Given task:
Show all lines from the listing below that contain "this".

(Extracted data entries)
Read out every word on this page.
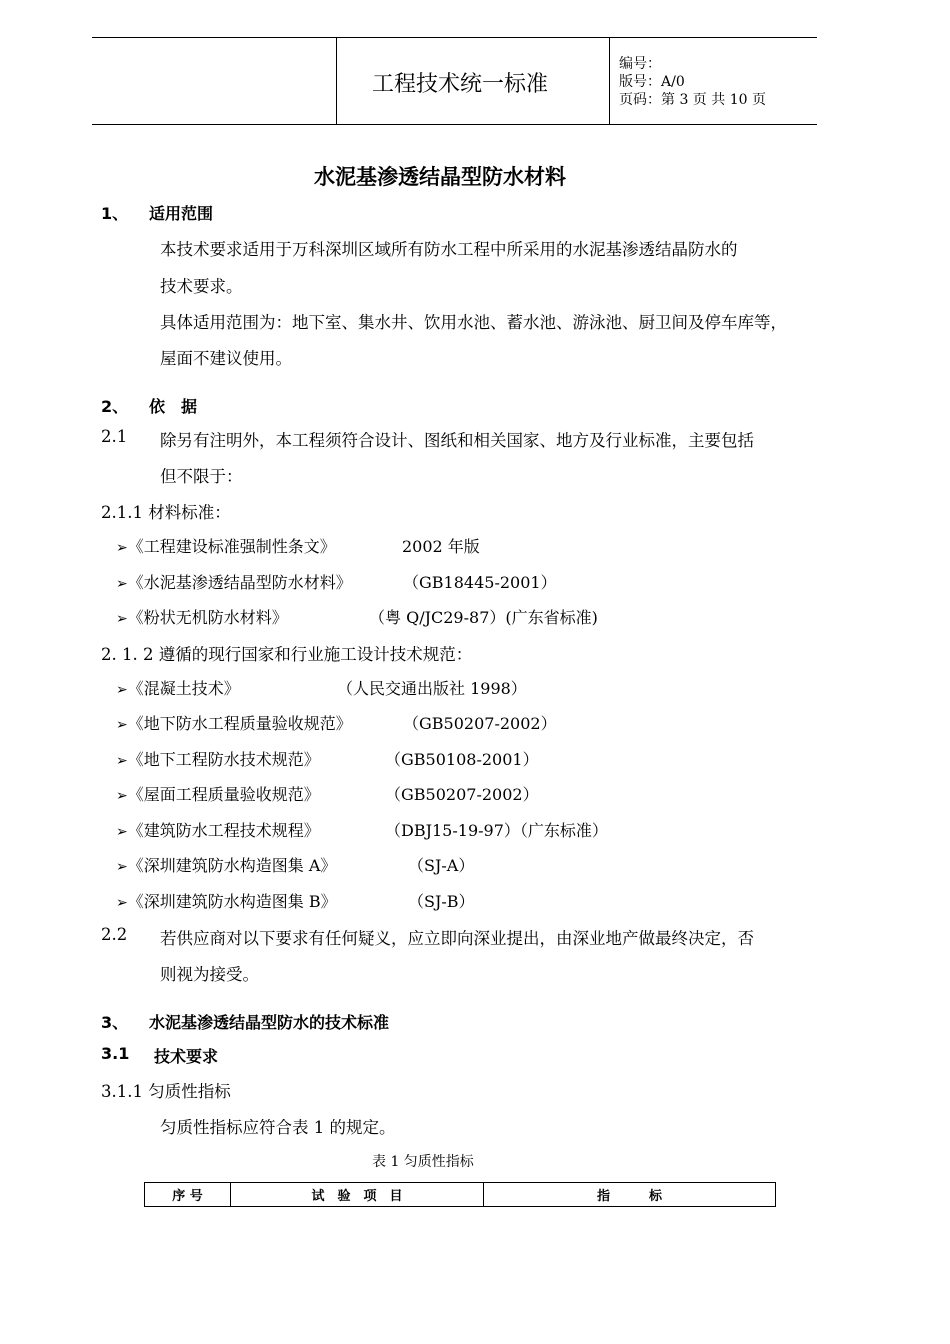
工程技术统一标准
编号：
版号：A/0
页码：第 3 页 共 10 页
水泥基渗透结晶型防水材料
1、 适用范围
本技术要求适用于万科深圳区域所有防水工程中所采用的水泥基渗透结晶防水的
技术要求。
具体适用范围为：地下室、集水井、饮用水池、蓄水池、游泳池、厨卫间及停车库等，
屋面不建议使用。
2、 依　据
2.1 除另有注明外，本工程须符合设计、图纸和相关国家、地方及行业标准，主要包括
但不限于：
2.1.1 材料标准：
➢《工程建设标准强制性条文》	2002 年版
➢《水泥基渗透结晶型防水材料》	（GB18445-2001）
➢《粉状无机防水材料》	（粤 Q/JC29-87）(广东省标准)
2. 1. 2 遵循的现行国家和行业施工设计技术规范：
➢《混凝土技术》	（人民交通出版社 1998）
➢《地下防水工程质量验收规范》	（GB50207-2002）
➢《地下工程防水技术规范》	（GB50108-2001）
➢《屋面工程质量验收规范》	（GB50207-2002）
➢《建筑防水工程技术规程》	（DBJ15-19-97）（广东标准）
➢《深圳建筑防水构造图集 A》	（SJ-A）
➢《深圳建筑防水构造图集 B》	（SJ-B）
2.2 若供应商对以下要求有任何疑义，应立即向深业提出，由深业地产做最终决定，否
则视为接受。
3、 水泥基渗透结晶型防水的技术标准
3.1 技术要求
3.1.1 匀质性指标
匀质性指标应符合表 1 的规定。
表 1 匀质性指标
序 号	试　验　项　目	指　　　标
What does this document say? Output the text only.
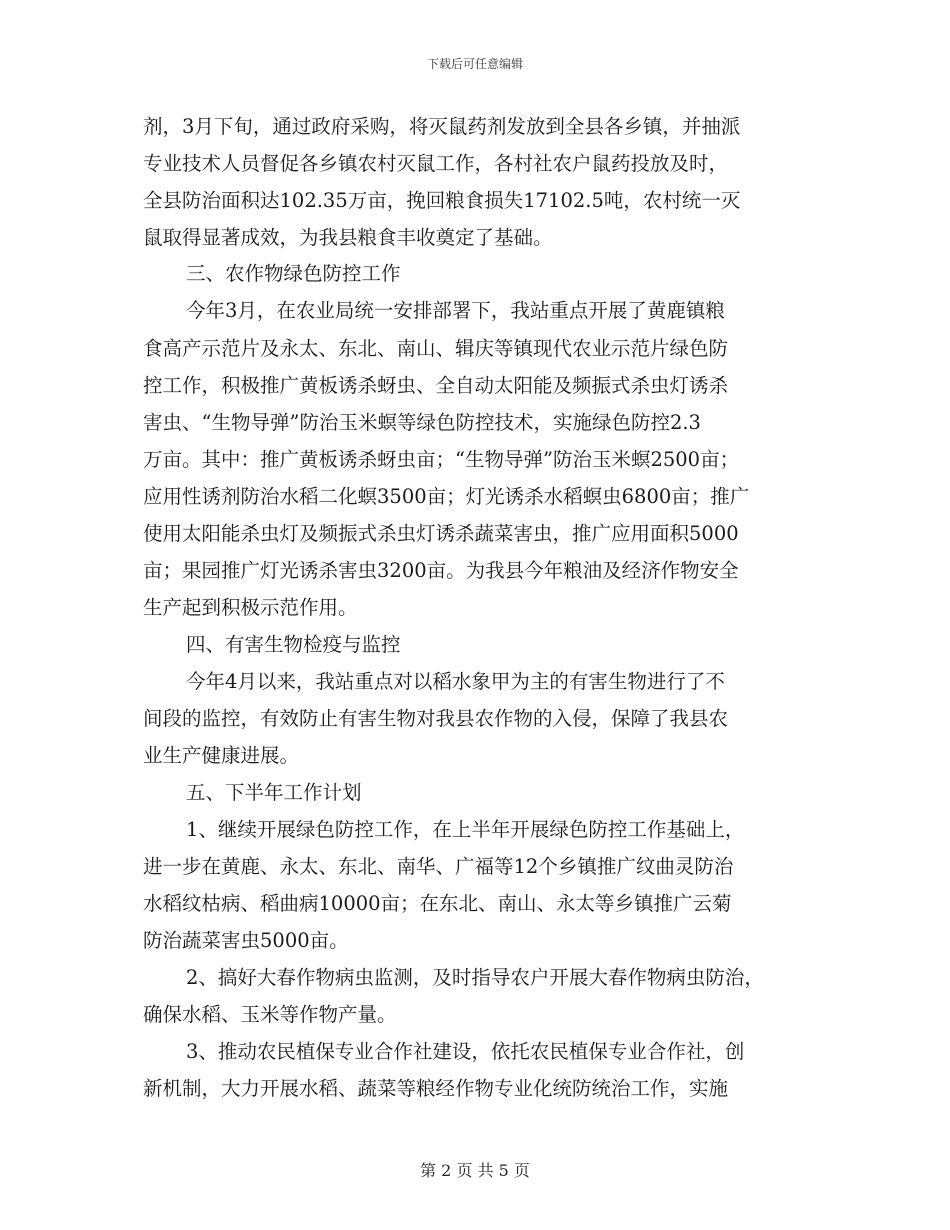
下载后可任意编辑
剂，3月下旬，通过政府采购，将灭鼠药剂发放到全县各乡镇，并抽派
专业技术人员督促各乡镇农村灭鼠工作，各村社农户鼠药投放及时，
全县防治面积达102.35万亩，挽回粮食损失17102.5吨，农村统一灭
鼠取得显著成效，为我县粮食丰收奠定了基础。
三、农作物绿色防控工作
今年3月，在农业局统一安排部署下，我站重点开展了黄鹿镇粮
食高产示范片及永太、东北、南山、辑庆等镇现代农业示范片绿色防
控工作，积极推广黄板诱杀蚜虫、全自动太阳能及频振式杀虫灯诱杀
害虫、“生物导弹”防治玉米螟等绿色防控技术，实施绿色防控2.3
万亩。其中：推广黄板诱杀蚜虫亩；“生物导弹”防治玉米螟2500亩；
应用性诱剂防治水稻二化螟3500亩；灯光诱杀水稻螟虫6800亩；推广
使用太阳能杀虫灯及频振式杀虫灯诱杀蔬菜害虫，推广应用面积5000
亩；果园推广灯光诱杀害虫3200亩。为我县今年粮油及经济作物安全
生产起到积极示范作用。
四、有害生物检疫与监控
今年4月以来，我站重点对以稻水象甲为主的有害生物进行了不
间段的监控，有效防止有害生物对我县农作物的入侵，保障了我县农
业生产健康进展。
五、下半年工作计划
1、继续开展绿色防控工作，在上半年开展绿色防控工作基础上，
进一步在黄鹿、永太、东北、南华、广福等12个乡镇推广纹曲灵防治
水稻纹枯病、稻曲病10000亩；在东北、南山、永太等乡镇推广云菊
防治蔬菜害虫5000亩。
2、搞好大春作物病虫监测，及时指导农户开展大春作物病虫防治，
确保水稻、玉米等作物产量。
3、推动农民植保专业合作社建设，依托农民植保专业合作社，创
新机制，大力开展水稻、蔬菜等粮经作物专业化统防统治工作，实施
第 2 页 共 5 页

Result of the task:
Read out every word on this page.
What does this document say? Output the text only.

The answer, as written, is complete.